───── Source text

Recent evidence suggests that the majority of antibiotic PIPs occur in the inpatient setting (5). Older patients in particular are frequently affected by bacterial infections and, consequently, are frequently exposed to antibiotic PIPs, thus representing an at-risk group (6). In addition, geriatric patients are at particular risk for the occurrence of adverse drug reactions (ADRs) due to physiologically altered pharmacokinetic and pharmacodynamic properties (e.g., lower volume of distribution, increased sensitivity to psychotropic side effects) as well as age-related multimorbidity and associated polypharmacy (7). Therefore, various lists of potentially inappropriate medications for older persons (PIM) have been developed and consented by expert panels. The forerunners were the Beers criteria, developed in the USA in 1991, and the PRISCUS list as its German equivalent, which was revised in 2023 (8, 9). However, during the compilation of PIM lists, the assessment of antibiotic use in older patients has often been neglected. Thus, antibiotic use has been assessed in the past based on guidelines or expert opinions (10). In 2022, Baclet and colleagues were the first to publish a definition of 65 explicit PIP criteria related to antibiotic use in older hospitalized patients (11).

Geriatric psychiatric patients often display various comorbidities, which in turn require interdisciplinary management. Due to sarcopenia and age-associated alterations in immune organ and general physiological functions it was shown that infectious diseases are common in this patient population and cause prolonged hospital stays (12). A rational use of antibiotics in geriatric psychiatry is therefore of paramount importance; however, no data on corresponding prescription characteristics are available in the literature to date.

Therefore, the aim of the present study was to assess the prevalence and characteristics of antibiotic PIPs in geriatric psychiatry. Medication charts, discharge letters, results of blood examinations and antibiograms of patients of a large geriatric psychiatric ward in a German university hospital served as basis for the investigation. The identification and categorization of PIPs was based on the Baclet et al. criteria (11).

──────────

Answer these questions about the passage on antibiotic prescribing in older patients, based only on what it states.
(a) In which year and country were the Beers criteria developed?
(b) How many explicit PIP criteria did Baclet and colleagues define in 2022?
(c) Which ward supplied the patient records for the study?

───── Data section

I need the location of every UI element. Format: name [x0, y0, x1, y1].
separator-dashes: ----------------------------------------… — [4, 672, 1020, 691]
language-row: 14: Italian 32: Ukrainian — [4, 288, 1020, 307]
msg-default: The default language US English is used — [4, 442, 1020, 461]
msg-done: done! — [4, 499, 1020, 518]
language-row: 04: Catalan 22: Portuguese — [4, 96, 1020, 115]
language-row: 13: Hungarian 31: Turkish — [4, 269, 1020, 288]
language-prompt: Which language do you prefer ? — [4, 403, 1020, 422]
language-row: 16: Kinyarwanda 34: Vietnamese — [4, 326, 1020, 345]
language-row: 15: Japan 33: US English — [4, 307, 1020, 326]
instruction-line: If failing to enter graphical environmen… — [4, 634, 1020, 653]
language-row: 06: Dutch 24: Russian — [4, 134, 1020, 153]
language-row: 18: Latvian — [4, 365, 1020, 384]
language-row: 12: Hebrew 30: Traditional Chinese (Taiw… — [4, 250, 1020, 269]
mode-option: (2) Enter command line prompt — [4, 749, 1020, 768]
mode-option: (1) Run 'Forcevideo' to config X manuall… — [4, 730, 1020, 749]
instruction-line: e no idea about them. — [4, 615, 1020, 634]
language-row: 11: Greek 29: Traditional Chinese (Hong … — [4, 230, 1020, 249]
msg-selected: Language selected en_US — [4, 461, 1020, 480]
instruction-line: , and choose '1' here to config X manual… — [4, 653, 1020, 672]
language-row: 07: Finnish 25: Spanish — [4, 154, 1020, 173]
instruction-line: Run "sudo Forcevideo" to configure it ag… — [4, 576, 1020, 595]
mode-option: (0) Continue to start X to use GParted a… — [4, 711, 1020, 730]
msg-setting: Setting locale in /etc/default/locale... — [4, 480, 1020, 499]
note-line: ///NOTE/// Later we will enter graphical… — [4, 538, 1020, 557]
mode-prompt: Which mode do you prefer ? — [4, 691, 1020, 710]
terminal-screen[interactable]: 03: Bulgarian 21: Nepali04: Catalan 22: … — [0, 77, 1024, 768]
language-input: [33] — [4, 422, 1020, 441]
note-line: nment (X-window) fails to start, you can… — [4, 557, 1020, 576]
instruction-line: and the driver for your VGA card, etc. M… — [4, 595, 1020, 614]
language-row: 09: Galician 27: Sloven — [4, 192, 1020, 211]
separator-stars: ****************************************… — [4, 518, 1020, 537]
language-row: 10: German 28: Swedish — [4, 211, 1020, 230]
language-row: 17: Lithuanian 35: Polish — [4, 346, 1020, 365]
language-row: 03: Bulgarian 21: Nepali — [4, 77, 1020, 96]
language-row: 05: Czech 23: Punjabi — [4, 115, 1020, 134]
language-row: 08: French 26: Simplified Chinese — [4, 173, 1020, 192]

──────────

* [Solved exercise]
(a) 1991, in the USA.
(b) 65.
(c) A large geriatric psychiatric ward in a German university hospital.